(Set task): Return the listing word for word, as given.

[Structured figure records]

.....

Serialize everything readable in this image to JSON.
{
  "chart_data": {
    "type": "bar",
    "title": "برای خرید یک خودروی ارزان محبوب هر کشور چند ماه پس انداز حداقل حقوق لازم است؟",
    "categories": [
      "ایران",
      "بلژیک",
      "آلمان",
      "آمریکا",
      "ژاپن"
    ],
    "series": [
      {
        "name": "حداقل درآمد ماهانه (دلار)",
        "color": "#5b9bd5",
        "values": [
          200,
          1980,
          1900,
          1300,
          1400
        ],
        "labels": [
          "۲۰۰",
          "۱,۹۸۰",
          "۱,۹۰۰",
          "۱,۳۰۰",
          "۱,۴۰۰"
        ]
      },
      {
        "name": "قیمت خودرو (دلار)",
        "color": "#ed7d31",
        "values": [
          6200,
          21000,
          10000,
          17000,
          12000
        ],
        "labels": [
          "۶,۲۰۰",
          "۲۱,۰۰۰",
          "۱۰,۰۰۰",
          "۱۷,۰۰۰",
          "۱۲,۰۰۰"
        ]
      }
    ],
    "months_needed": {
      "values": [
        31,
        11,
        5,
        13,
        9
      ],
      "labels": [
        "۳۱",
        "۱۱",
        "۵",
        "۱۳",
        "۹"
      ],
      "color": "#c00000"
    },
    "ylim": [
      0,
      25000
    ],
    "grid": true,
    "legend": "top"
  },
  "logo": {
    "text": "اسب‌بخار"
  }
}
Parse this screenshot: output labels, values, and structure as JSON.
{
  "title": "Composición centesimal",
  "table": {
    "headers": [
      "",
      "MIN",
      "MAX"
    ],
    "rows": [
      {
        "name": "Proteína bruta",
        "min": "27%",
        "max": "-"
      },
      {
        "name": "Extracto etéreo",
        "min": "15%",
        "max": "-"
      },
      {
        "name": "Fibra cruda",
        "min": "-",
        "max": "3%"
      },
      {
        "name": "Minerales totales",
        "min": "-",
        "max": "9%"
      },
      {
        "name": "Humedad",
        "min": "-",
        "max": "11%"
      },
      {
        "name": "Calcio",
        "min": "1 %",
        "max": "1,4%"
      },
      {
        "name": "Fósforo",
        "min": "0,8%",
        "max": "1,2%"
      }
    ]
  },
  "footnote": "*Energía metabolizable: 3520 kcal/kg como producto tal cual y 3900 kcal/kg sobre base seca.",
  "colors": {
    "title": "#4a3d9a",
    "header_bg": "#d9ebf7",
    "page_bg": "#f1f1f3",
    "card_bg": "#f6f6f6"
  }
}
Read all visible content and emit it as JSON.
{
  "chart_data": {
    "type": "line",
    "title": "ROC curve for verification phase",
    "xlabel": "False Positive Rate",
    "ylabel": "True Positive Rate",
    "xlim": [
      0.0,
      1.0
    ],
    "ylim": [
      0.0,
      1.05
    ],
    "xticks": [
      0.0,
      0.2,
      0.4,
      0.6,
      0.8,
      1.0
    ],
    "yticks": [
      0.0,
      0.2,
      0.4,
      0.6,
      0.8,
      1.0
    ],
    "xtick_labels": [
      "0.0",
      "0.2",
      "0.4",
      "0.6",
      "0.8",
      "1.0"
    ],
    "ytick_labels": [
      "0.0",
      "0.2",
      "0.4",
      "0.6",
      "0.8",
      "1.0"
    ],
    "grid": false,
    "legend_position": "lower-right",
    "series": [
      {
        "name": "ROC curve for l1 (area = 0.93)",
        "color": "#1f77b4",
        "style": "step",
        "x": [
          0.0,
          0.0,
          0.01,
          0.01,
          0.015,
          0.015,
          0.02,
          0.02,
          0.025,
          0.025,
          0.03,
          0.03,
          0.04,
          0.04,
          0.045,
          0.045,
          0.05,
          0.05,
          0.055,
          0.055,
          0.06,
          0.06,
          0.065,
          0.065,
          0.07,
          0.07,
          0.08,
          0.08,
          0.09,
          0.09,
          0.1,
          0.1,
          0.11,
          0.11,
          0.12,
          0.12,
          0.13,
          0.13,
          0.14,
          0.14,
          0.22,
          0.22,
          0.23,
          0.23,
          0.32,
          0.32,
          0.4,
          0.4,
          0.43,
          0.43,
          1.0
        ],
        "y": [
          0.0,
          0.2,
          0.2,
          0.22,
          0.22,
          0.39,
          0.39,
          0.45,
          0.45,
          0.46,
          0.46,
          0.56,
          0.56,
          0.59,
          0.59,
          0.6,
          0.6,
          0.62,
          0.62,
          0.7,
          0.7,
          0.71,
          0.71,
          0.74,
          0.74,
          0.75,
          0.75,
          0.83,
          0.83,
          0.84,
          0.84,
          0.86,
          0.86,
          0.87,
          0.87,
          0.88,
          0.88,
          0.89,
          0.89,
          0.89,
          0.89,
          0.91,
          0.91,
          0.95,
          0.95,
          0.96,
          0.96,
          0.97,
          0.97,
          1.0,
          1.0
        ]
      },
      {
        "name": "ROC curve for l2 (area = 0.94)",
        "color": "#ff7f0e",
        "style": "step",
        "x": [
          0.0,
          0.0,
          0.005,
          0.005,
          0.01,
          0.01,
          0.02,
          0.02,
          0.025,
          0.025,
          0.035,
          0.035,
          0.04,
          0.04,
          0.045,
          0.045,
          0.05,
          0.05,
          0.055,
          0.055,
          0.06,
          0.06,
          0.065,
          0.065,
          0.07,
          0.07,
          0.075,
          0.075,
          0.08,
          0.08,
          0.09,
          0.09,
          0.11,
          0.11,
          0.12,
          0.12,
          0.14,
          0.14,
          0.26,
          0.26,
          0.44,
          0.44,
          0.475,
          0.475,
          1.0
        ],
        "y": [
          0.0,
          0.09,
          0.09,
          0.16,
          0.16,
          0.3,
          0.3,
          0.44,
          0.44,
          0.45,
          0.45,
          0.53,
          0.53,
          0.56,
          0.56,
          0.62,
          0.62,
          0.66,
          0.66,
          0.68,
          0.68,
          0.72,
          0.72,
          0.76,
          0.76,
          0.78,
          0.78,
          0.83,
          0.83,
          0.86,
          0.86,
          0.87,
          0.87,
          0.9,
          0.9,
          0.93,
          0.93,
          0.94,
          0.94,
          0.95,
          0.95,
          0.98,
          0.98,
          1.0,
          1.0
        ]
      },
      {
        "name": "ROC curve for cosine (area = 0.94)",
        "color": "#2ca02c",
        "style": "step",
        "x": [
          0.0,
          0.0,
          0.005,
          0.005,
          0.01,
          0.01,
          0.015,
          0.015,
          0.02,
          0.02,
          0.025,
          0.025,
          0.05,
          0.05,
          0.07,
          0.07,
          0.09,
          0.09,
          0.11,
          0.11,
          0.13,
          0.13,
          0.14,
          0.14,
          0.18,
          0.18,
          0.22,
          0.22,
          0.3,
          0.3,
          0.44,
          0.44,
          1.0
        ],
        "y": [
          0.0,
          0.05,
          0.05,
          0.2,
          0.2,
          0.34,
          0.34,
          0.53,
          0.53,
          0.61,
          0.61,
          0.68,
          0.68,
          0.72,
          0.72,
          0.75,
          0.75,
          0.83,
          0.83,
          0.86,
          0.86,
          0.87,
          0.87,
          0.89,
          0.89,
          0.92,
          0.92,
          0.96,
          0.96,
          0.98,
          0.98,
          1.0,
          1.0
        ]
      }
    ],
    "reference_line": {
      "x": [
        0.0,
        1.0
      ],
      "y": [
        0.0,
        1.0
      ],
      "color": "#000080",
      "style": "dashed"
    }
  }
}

.....

(Expected output):
Serialize everything readable in this image to JSON.
{
  "chart_data": {
    "type": "bar",
    "title": "برای خرید یک خودروی ارزان محبوب هر کشور چند ماه پس انداز حداقل حقوق لازم است؟",
    "categories": [
      "ایران",
      "بلژیک",
      "آلمان",
      "آمریکا",
      "ژاپن"
    ],
    "series": [
      {
        "name": "حداقل درآمد ماهانه (دلار)",
        "color": "#5b9bd5",
        "values": [
          200,
          1980,
          1900,
          1300,
          1400
        ],
        "labels": [
          "۲۰۰",
          "۱,۹۸۰",
          "۱,۹۰۰",
          "۱,۳۰۰",
          "۱,۴۰۰"
        ]
      },
      {
        "name": "قیمت خودرو (دلار)",
        "color": "#ed7d31",
        "values": [
          6200,
          21000,
          10000,
          17000,
          12000
        ],
        "labels": [
          "۶,۲۰۰",
          "۲۱,۰۰۰",
          "۱۰,۰۰۰",
          "۱۷,۰۰۰",
          "۱۲,۰۰۰"
        ]
      }
    ],
    "months_needed": {
      "values": [
        31,
        11,
        5,
        13,
        9
      ],
      "labels": [
        "۳۱",
        "۱۱",
        "۵",
        "۱۳",
        "۹"
      ],
      "color": "#c00000"
    },
    "ylim": [
      0,
      25000
    ],
    "grid": true,
    "legend": "top"
  },
  "logo": {
    "text": "اسب‌بخار"
  }
}
Parse this screenshot: output labels, values, and structure as JSON.
{
  "title": "Composición centesimal",
  "table": {
    "headers": [
      "",
      "MIN",
      "MAX"
    ],
    "rows": [
      {
        "name": "Proteína bruta",
        "min": "27%",
        "max": "-"
      },
      {
        "name": "Extracto etéreo",
        "min": "15%",
        "max": "-"
      },
      {
        "name": "Fibra cruda",
        "min": "-",
        "max": "3%"
      },
      {
        "name": "Minerales totales",
        "min": "-",
        "max": "9%"
      },
      {
        "name": "Humedad",
        "min": "-",
        "max": "11%"
      },
      {
        "name": "Calcio",
        "min": "1 %",
        "max": "1,4%"
      },
      {
        "name": "Fósforo",
        "min": "0,8%",
        "max": "1,2%"
      }
    ]
  },
  "footnote": "*Energía metabolizable: 3520 kcal/kg como producto tal cual y 3900 kcal/kg sobre base seca.",
  "colors": {
    "title": "#4a3d9a",
    "header_bg": "#d9ebf7",
    "page_bg": "#f1f1f3",
    "card_bg": "#f6f6f6"
  }
}
Read all visible content and emit it as JSON.
{
  "chart_data": {
    "type": "line",
    "title": "ROC curve for verification phase",
    "xlabel": "False Positive Rate",
    "ylabel": "True Positive Rate",
    "xlim": [
      0.0,
      1.0
    ],
    "ylim": [
      0.0,
      1.05
    ],
    "xticks": [
      0.0,
      0.2,
      0.4,
      0.6,
      0.8,
      1.0
    ],
    "yticks": [
      0.0,
      0.2,
      0.4,
      0.6,
      0.8,
      1.0
    ],
    "xtick_labels": [
      "0.0",
      "0.2",
      "0.4",
      "0.6",
      "0.8",
      "1.0"
    ],
    "ytick_labels": [
      "0.0",
      "0.2",
      "0.4",
      "0.6",
      "0.8",
      "1.0"
    ],
    "grid": false,
    "legend_position": "lower-right",
    "series": [
      {
        "name": "ROC curve for l1 (area = 0.93)",
        "color": "#1f77b4",
        "style": "step",
        "x": [
          0.0,
          0.0,
          0.01,
          0.01,
          0.015,
          0.015,
          0.02,
          0.02,
          0.025,
          0.025,
          0.03,
          0.03,
          0.04,
          0.04,
          0.045,
          0.045,
          0.05,
          0.05,
          0.055,
          0.055,
          0.06,
          0.06,
          0.065,
          0.065,
          0.07,
          0.07,
          0.08,
          0.08,
          0.09,
          0.09,
          0.1,
          0.1,
          0.11,
          0.11,
          0.12,
          0.12,
          0.13,
          0.13,
          0.14,
          0.14,
          0.22,
          0.22,
          0.23,
          0.23,
          0.32,
          0.32,
          0.4,
          0.4,
          0.43,
          0.43,
          1.0
        ],
        "y": [
          0.0,
          0.2,
          0.2,
          0.22,
          0.22,
          0.39,
          0.39,
          0.45,
          0.45,
          0.46,
          0.46,
          0.56,
          0.56,
          0.59,
          0.59,
          0.6,
          0.6,
          0.62,
          0.62,
          0.7,
          0.7,
          0.71,
          0.71,
          0.74,
          0.74,
          0.75,
          0.75,
          0.83,
          0.83,
          0.84,
          0.84,
          0.86,
          0.86,
          0.87,
          0.87,
          0.88,
          0.88,
          0.89,
          0.89,
          0.89,
          0.89,
          0.91,
          0.91,
          0.95,
          0.95,
          0.96,
          0.96,
          0.97,
          0.97,
          1.0,
          1.0
        ]
      },
      {
        "name": "ROC curve for l2 (area = 0.94)",
        "color": "#ff7f0e",
        "style": "step",
        "x": [
          0.0,
          0.0,
          0.005,
          0.005,
          0.01,
          0.01,
          0.02,
          0.02,
          0.025,
          0.025,
          0.035,
          0.035,
          0.04,
          0.04,
          0.045,
          0.045,
          0.05,
          0.05,
          0.055,
          0.055,
          0.06,
          0.06,
          0.065,
          0.065,
          0.07,
          0.07,
          0.075,
          0.075,
          0.08,
          0.08,
          0.09,
          0.09,
          0.11,
          0.11,
          0.12,
          0.12,
          0.14,
          0.14,
          0.26,
          0.26,
          0.44,
          0.44,
          0.475,
          0.475,
          1.0
        ],
        "y": [
          0.0,
          0.09,
          0.09,
          0.16,
          0.16,
          0.3,
          0.3,
          0.44,
          0.44,
          0.45,
          0.45,
          0.53,
          0.53,
          0.56,
          0.56,
          0.62,
          0.62,
          0.66,
          0.66,
          0.68,
          0.68,
          0.72,
          0.72,
          0.76,
          0.76,
          0.78,
          0.78,
          0.83,
          0.83,
          0.86,
          0.86,
          0.87,
          0.87,
          0.9,
          0.9,
          0.93,
          0.93,
          0.94,
          0.94,
          0.95,
          0.95,
          0.98,
          0.98,
          1.0,
          1.0
        ]
      },
      {
        "name": "ROC curve for cosine (area = 0.94)",
        "color": "#2ca02c",
        "style": "step",
        "x": [
          0.0,
          0.0,
          0.005,
          0.005,
          0.01,
          0.01,
          0.015,
          0.015,
          0.02,
          0.02,
          0.025,
          0.025,
          0.05,
          0.05,
          0.07,
          0.07,
          0.09,
          0.09,
          0.11,
          0.11,
          0.13,
          0.13,
          0.14,
          0.14,
          0.18,
          0.18,
          0.22,
          0.22,
          0.3,
          0.3,
          0.44,
          0.44,
          1.0
        ],
        "y": [
          0.0,
          0.05,
          0.05,
          0.2,
          0.2,
          0.34,
          0.34,
          0.53,
          0.53,
          0.61,
          0.61,
          0.68,
          0.68,
          0.72,
          0.72,
          0.75,
          0.75,
          0.83,
          0.83,
          0.86,
          0.86,
          0.87,
          0.87,
          0.89,
          0.89,
          0.92,
          0.92,
          0.96,
          0.96,
          0.98,
          0.98,
          1.0,
          1.0
        ]
      }
    ],
    "reference_line": {
      "x": [
        0.0,
        1.0
      ],
      "y": [
        0.0,
        1.0
      ],
      "color": "#000080",
      "style": "dashed"
    }
  }
}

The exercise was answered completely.